(Entries from a page text dataset)
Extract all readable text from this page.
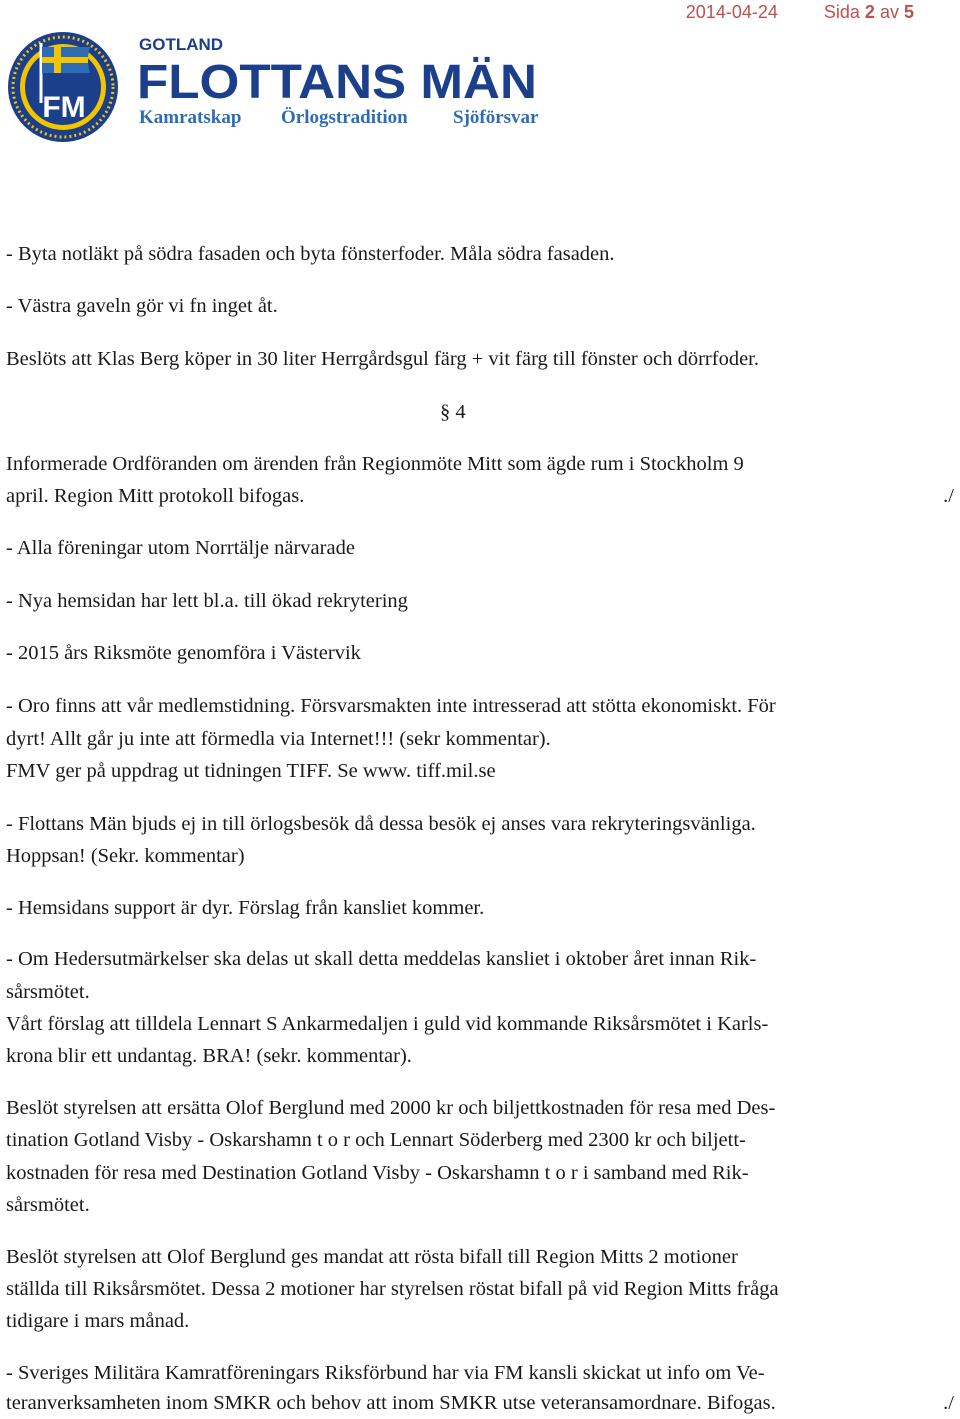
2014-04-24	Sida 2 av 5
FM
GOTLAND
FLOTTANS MÄN
Kamratskap Örlogstradition Sjöförsvar
- Byta notläkt på södra fasaden och byta fönsterfoder. Måla södra fasaden.
- Västra gaveln gör vi fn inget åt.
Beslöts att Klas Berg köper in 30 liter Herrgårdsgul färg + vit färg till fönster och dörrfoder.
§ 4
Informerade Ordföranden om ärenden från Regionmöte Mitt som ägde rum i Stockholm 9
april. Region Mitt protokoll bifogas.	./
- Alla föreningar utom Norrtälje närvarade
- Nya hemsidan har lett bl.a. till ökad rekrytering
- 2015 års Riksmöte genomföra i Västervik
- Oro finns att vår medlemstidning. Försvarsmakten inte intresserad att stötta ekonomiskt. För
dyrt! Allt går ju inte att förmedla via Internet!!! (sekr kommentar).
FMV ger på uppdrag ut tidningen TIFF. Se www. tiff.mil.se
- Flottans Män bjuds ej in till örlogsbesök då dessa besök ej anses vara rekryteringsvänliga.
Hoppsan! (Sekr. kommentar)
- Hemsidans support är dyr. Förslag från kansliet kommer.
- Om Hedersutmärkelser ska delas ut skall detta meddelas kansliet i oktober året innan Rik-
sårsmötet.
Vårt förslag att tilldela Lennart S Ankarmedaljen i guld vid kommande Riksårsmötet i Karls-
krona blir ett undantag. BRA! (sekr. kommentar).
Beslöt styrelsen att ersätta Olof Berglund med 2000 kr och biljettkostnaden för resa med Des-
tination Gotland Visby - Oskarshamn t o r och Lennart Söderberg med 2300 kr och biljett-
kostnaden för resa med Destination Gotland Visby - Oskarshamn t o r i samband med Rik-
sårsmötet.
Beslöt styrelsen att Olof Berglund ges mandat att rösta bifall till Region Mitts 2 motioner
ställda till Riksårsmötet. Dessa 2 motioner har styrelsen röstat bifall på vid Region Mitts fråga
tidigare i mars månad.
- Sveriges Militära Kamratföreningars Riksförbund har via FM kansli skickat ut info om Ve-
teranverksamheten inom SMKR och behov att inom SMKR utse veteransamordnare. Bifogas.	./
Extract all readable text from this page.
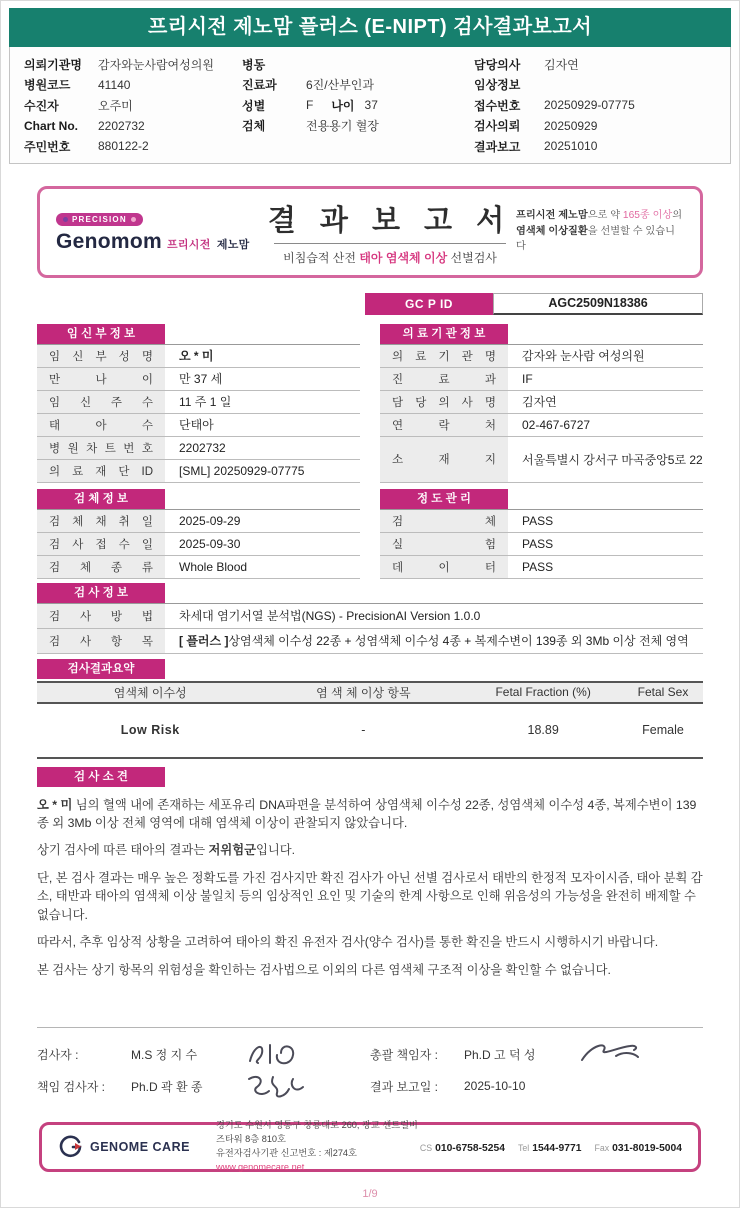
프리시전 제노맘 플러스 (E-NIPT) 검사결과보고서
의뢰기관명	감자와눈사람여성의원
병원코드	41140
수진자	오주미
Chart No.	2202732
주민번호	880122-2
병동
진료과	6진/산부인과
성별	F 나이 37
검체	전용용기 혈장
담당의사	김자연
임상정보
접수번호	20250929-07775
검사의뢰	20250929
결과보고	20251010
PRECISION
Genomom 프리시전 제노맘
결 과 보 고 서
비침습적 산전 태아 염색체 이상 선별검사
프리시전 제노맘으로 약 165종 이상의
염색체 이상질환을 선별할 수 있습니다
GC P ID	AGC2509N18386
임 신 부 정 보
임 신 부 성 명	오 * 미
만 나 이	만 37 세
임 신 주 수	11 주 1 일
태 아 수	단태아
병 원 차 트 번 호	2202732
의 료 재 단 ID	[SML] 20250929-07775
의 료 기 관 정 보
의 료 기 관 명	감자와 눈사람 여성의원
진 료 과	IF
담 당 의 사 명	김자연
연 락 처	02-467-6727
소 재 지	서울특별시 강서구 마곡중앙5로 22
검 체 정 보
검 체 채 취 일	2025-09-29
검 사 접 수 일	2025-09-30
검 체 종 류	Whole Blood
정 도 관 리
검 체	PASS
실 험	PASS
데 이 터	PASS
검 사 정 보
검 사 방 법	차세대 염기서열 분석법(NGS) - PrecisionAI Version 1.0.0
검 사 항 목 [ 플러스 ] 상염색체 이수성 22종 + 성염색체 이수성 4종 + 복제수변이 139종 외 3Mb 이상 전체 영역
검사결과요약
염색체 이수성	염 색 체 이상 항목	Fetal Fraction (%)	Fetal Sex
Low Risk	-	18.89	Female
검 사 소 견

오 * 미 님의 혈액 내에 존재하는 세포유리 DNA파편을 분석하여 상염색체 이수성 22종, 성염색체 이수성 4종, 복제수변이 139종 외 3Mb 이상 전체 영역에 대해 염색체 이상이 관찰되지 않았습니다.

상기 검사에 따른 태아의 결과는 저위험군입니다.

단, 본 검사 결과는 매우 높은 정확도를 가진 검사지만 확진 검사가 아닌 선별 검사로서 태반의 한정적 모자이시즘, 태아 분획 감소, 태반과 태아의 염색체 이상 불일치 등의 임상적인 요인 및 기술의 한계 사항으로 인해 위음성의 가능성을 완전히 배제할 수 없습니다.

따라서, 추후 임상적 상황을 고려하여 태아의 확진 유전자 검사(양수 검사)를 통한 확진을 반드시 시행하시기 바랍니다.

본 검사는 상기 항목의 위험성을 확인하는 검사법으로 이외의 다른 염색체 구조적 이상을 확인할 수 없습니다.

검사자 :	M.S 정 지 수
책임 검사자 :	Ph.D 곽 환 종
총괄 책임자 :	Ph.D 고 덕 성
결과 보고일 :	2025-10-10
GENOME CARE
경기도 수원시 영통구 창룡대로 260, 광교 센트럴비즈타워 8층 810호
유전자검사기관 신고번호 : 제274호
www.genomecare.net
CS 010-6758-5254 Tel 1544-9771 Fax 031-8019-5004
1/9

What you should do: Output the full set of records above without changing a word, and drop the images.

Answer for this exercise:
Extract all readable text from this page.
2014-04-24	Sida 2 av 5
FM
GOTLAND
FLOTTANS MÄN
Kamratskap Örlogstradition Sjöförsvar
- Byta notläkt på södra fasaden och byta fönsterfoder. Måla södra fasaden.
- Västra gaveln gör vi fn inget åt.
Beslöts att Klas Berg köper in 30 liter Herrgårdsgul färg + vit färg till fönster och dörrfoder.
§ 4
Informerade Ordföranden om ärenden från Regionmöte Mitt som ägde rum i Stockholm 9
april. Region Mitt protokoll bifogas.	./
- Alla föreningar utom Norrtälje närvarade
- Nya hemsidan har lett bl.a. till ökad rekrytering
- 2015 års Riksmöte genomföra i Västervik
- Oro finns att vår medlemstidning. Försvarsmakten inte intresserad att stötta ekonomiskt. För
dyrt! Allt går ju inte att förmedla via Internet!!! (sekr kommentar).
FMV ger på uppdrag ut tidningen TIFF. Se www. tiff.mil.se
- Flottans Män bjuds ej in till örlogsbesök då dessa besök ej anses vara rekryteringsvänliga.
Hoppsan! (Sekr. kommentar)
- Hemsidans support är dyr. Förslag från kansliet kommer.
- Om Hedersutmärkelser ska delas ut skall detta meddelas kansliet i oktober året innan Rik-
sårsmötet.
Vårt förslag att tilldela Lennart S Ankarmedaljen i guld vid kommande Riksårsmötet i Karls-
krona blir ett undantag. BRA! (sekr. kommentar).
Beslöt styrelsen att ersätta Olof Berglund med 2000 kr och biljettkostnaden för resa med Des-
tination Gotland Visby - Oskarshamn t o r och Lennart Söderberg med 2300 kr och biljett-
kostnaden för resa med Destination Gotland Visby - Oskarshamn t o r i samband med Rik-
sårsmötet.
Beslöt styrelsen att Olof Berglund ges mandat att rösta bifall till Region Mitts 2 motioner
ställda till Riksårsmötet. Dessa 2 motioner har styrelsen röstat bifall på vid Region Mitts fråga
tidigare i mars månad.
- Sveriges Militära Kamratföreningars Riksförbund har via FM kansli skickat ut info om Ve-
teranverksamheten inom SMKR och behov att inom SMKR utse veteransamordnare. Bifogas.	./
Extract all readable text from this page.
프리시전 제노맘 플러스 (E-NIPT) 검사결과보고서
의뢰기관명	감자와눈사람여성의원
병원코드	41140
수진자	오주미
Chart No.	2202732
주민번호	880122-2
병동
진료과	6진/산부인과
성별	F 나이 37
검체	전용용기 혈장
담당의사	김자연
임상정보
접수번호	20250929-07775
검사의뢰	20250929
결과보고	20251010
PRECISION
Genomom 프리시전 제노맘
결 과 보 고 서
비침습적 산전 태아 염색체 이상 선별검사
프리시전 제노맘으로 약 165종 이상의
염색체 이상질환을 선별할 수 있습니다
GC P ID	AGC2509N18386
임 신 부 정 보
임 신 부 성 명	오 * 미
만 나 이	만 37 세
임 신 주 수	11 주 1 일
태 아 수	단태아
병 원 차 트 번 호	2202732
의 료 재 단 ID	[SML] 20250929-07775
의 료 기 관 정 보
의 료 기 관 명	감자와 눈사람 여성의원
진 료 과	IF
담 당 의 사 명	김자연
연 락 처	02-467-6727
소 재 지	서울특별시 강서구 마곡중앙5로 22
검 체 정 보
검 체 채 취 일	2025-09-29
검 사 접 수 일	2025-09-30
검 체 종 류	Whole Blood
정 도 관 리
검 체	PASS
실 험	PASS
데 이 터	PASS
검 사 정 보
검 사 방 법	차세대 염기서열 분석법(NGS) - PrecisionAI Version 1.0.0
검 사 항 목 [ 플러스 ] 상염색체 이수성 22종 + 성염색체 이수성 4종 + 복제수변이 139종 외 3Mb 이상 전체 영역
검사결과요약
염색체 이수성	염 색 체 이상 항목	Fetal Fraction (%)	Fetal Sex
Low Risk	-	18.89	Female
검 사 소 견

오 * 미 님의 혈액 내에 존재하는 세포유리 DNA파편을 분석하여 상염색체 이수성 22종, 성염색체 이수성 4종, 복제수변이 139종 외 3Mb 이상 전체 영역에 대해 염색체 이상이 관찰되지 않았습니다.

상기 검사에 따른 태아의 결과는 저위험군입니다.

단, 본 검사 결과는 매우 높은 정확도를 가진 검사지만 확진 검사가 아닌 선별 검사로서 태반의 한정적 모자이시즘, 태아 분획 감소, 태반과 태아의 염색체 이상 불일치 등의 임상적인 요인 및 기술의 한계 사항으로 인해 위음성의 가능성을 완전히 배제할 수 없습니다.

따라서, 추후 임상적 상황을 고려하여 태아의 확진 유전자 검사(양수 검사)를 통한 확진을 반드시 시행하시기 바랍니다.

본 검사는 상기 항목의 위험성을 확인하는 검사법으로 이외의 다른 염색체 구조적 이상을 확인할 수 없습니다.

검사자 :	M.S 정 지 수
책임 검사자 :	Ph.D 곽 환 종
총괄 책임자 :	Ph.D 고 덕 성
결과 보고일 :	2025-10-10
GENOME CARE
경기도 수원시 영통구 창룡대로 260, 광교 센트럴비즈타워 8층 810호
유전자검사기관 신고번호 : 제274호
www.genomecare.net
CS 010-6758-5254 Tel 1544-9771 Fax 031-8019-5004
1/9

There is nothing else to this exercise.